### OBJECTIVE:
Go through the entries below and collect each line with the string "desc" in it.

### RECORDS SHOWN:
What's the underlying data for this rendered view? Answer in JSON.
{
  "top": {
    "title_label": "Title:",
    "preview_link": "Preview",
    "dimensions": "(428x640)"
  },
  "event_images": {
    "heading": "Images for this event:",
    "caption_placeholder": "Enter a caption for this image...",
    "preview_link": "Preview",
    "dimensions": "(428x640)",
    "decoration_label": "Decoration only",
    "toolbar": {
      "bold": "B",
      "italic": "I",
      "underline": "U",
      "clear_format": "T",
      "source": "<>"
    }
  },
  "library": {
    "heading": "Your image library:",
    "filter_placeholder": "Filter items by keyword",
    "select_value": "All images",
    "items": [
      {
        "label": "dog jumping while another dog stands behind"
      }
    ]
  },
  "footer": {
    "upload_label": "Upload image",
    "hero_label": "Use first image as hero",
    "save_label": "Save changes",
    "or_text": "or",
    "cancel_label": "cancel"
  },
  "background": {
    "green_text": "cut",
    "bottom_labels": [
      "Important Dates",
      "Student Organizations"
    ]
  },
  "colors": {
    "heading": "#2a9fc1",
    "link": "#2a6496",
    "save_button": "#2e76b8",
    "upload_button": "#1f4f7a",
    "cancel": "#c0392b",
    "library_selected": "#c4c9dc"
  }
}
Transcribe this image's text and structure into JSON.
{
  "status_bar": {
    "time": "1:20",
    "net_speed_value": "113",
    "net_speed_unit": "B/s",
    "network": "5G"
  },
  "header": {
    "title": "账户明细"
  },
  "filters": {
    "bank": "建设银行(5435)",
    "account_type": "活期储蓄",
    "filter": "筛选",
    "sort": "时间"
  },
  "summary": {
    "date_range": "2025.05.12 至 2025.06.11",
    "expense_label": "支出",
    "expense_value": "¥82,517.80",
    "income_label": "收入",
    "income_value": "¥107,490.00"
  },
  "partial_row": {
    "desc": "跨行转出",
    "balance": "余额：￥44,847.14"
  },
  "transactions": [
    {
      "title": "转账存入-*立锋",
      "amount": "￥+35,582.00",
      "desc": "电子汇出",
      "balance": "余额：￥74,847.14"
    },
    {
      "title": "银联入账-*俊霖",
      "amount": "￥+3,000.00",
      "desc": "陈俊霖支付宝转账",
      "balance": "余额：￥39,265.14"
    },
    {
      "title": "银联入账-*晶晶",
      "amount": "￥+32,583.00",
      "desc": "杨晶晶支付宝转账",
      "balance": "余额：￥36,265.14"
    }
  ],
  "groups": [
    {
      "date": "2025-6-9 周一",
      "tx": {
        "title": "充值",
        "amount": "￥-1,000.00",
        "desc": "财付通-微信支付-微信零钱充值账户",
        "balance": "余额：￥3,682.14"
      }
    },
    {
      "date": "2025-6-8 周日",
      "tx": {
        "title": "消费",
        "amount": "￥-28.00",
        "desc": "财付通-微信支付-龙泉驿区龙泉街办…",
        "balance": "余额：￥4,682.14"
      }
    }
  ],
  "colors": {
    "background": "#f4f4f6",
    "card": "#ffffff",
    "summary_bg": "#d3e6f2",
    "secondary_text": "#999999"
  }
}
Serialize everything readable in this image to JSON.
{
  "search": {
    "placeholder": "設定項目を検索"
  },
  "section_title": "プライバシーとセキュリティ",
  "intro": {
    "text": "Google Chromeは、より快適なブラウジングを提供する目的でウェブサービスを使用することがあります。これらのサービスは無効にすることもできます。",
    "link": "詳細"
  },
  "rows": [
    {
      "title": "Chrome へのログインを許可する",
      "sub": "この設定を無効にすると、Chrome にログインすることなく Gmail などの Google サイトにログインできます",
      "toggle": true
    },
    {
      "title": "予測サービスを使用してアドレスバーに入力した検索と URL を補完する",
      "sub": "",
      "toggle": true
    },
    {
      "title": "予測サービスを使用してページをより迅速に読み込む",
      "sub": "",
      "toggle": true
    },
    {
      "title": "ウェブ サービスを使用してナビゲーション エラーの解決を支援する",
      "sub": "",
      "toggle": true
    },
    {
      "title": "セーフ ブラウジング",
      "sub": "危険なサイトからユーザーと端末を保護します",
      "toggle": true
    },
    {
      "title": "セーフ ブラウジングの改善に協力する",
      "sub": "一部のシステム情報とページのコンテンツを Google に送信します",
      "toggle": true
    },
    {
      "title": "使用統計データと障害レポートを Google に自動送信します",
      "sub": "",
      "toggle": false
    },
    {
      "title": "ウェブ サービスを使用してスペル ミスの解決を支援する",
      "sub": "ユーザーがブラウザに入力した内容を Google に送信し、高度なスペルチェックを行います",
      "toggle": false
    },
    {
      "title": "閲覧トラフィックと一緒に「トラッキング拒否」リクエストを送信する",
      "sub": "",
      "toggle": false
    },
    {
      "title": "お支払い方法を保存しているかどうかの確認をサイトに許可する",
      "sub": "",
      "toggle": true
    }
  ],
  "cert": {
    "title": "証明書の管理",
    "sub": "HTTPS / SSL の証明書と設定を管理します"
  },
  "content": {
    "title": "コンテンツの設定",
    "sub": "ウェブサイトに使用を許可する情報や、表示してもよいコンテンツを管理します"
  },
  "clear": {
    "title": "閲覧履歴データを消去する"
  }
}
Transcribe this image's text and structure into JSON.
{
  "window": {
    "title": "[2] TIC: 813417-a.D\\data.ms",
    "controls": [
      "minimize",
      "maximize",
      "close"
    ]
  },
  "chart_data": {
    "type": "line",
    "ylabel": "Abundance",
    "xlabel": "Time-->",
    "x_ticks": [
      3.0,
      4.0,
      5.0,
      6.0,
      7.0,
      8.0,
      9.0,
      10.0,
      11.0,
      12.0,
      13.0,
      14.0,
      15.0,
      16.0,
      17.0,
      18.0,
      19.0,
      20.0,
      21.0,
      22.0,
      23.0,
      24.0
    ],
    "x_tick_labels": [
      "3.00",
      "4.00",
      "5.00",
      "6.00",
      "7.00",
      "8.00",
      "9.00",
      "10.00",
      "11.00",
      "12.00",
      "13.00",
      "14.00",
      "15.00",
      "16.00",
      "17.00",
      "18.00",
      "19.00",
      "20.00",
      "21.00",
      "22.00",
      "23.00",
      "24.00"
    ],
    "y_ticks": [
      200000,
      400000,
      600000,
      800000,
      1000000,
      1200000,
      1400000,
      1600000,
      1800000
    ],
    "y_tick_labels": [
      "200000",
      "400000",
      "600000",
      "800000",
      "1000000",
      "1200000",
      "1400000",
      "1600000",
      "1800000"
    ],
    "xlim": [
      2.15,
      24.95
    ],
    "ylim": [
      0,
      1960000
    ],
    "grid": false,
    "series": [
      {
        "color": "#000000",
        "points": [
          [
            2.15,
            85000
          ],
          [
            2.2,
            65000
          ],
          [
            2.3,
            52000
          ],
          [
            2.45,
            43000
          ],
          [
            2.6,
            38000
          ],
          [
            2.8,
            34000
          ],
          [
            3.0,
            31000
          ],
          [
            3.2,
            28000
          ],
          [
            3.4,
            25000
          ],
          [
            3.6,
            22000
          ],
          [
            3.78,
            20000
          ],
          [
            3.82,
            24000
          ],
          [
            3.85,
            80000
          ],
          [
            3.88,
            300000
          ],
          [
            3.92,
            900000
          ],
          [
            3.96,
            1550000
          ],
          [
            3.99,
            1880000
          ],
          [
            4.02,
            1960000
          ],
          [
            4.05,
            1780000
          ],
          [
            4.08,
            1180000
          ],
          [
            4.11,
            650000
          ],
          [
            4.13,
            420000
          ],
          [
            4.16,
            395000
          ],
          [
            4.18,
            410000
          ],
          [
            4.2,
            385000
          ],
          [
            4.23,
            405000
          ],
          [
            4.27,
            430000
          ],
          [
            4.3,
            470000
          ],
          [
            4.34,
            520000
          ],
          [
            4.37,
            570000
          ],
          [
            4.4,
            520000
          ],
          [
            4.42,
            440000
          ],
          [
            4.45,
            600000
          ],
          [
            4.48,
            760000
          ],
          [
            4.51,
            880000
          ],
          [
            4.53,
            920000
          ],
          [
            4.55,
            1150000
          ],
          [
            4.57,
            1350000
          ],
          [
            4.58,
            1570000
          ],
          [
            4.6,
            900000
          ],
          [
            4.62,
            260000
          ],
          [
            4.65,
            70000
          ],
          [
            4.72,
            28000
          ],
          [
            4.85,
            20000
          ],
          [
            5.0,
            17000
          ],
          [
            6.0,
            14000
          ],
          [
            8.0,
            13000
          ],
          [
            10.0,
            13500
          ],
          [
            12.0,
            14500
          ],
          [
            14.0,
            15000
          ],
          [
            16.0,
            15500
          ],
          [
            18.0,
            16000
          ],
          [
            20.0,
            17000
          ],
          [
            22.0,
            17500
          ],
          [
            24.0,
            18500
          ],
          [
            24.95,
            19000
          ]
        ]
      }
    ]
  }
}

### FULL ANSWER:
    "desc": "跨行转出",
      "desc": "电子汇出",
      "desc": "陈俊霖支付宝转账",
      "desc": "杨晶晶支付宝转账",
        "desc": "财付通-微信支付-微信零钱充值账户",
        "desc": "财付通-微信支付-龙泉驿区龙泉街办…",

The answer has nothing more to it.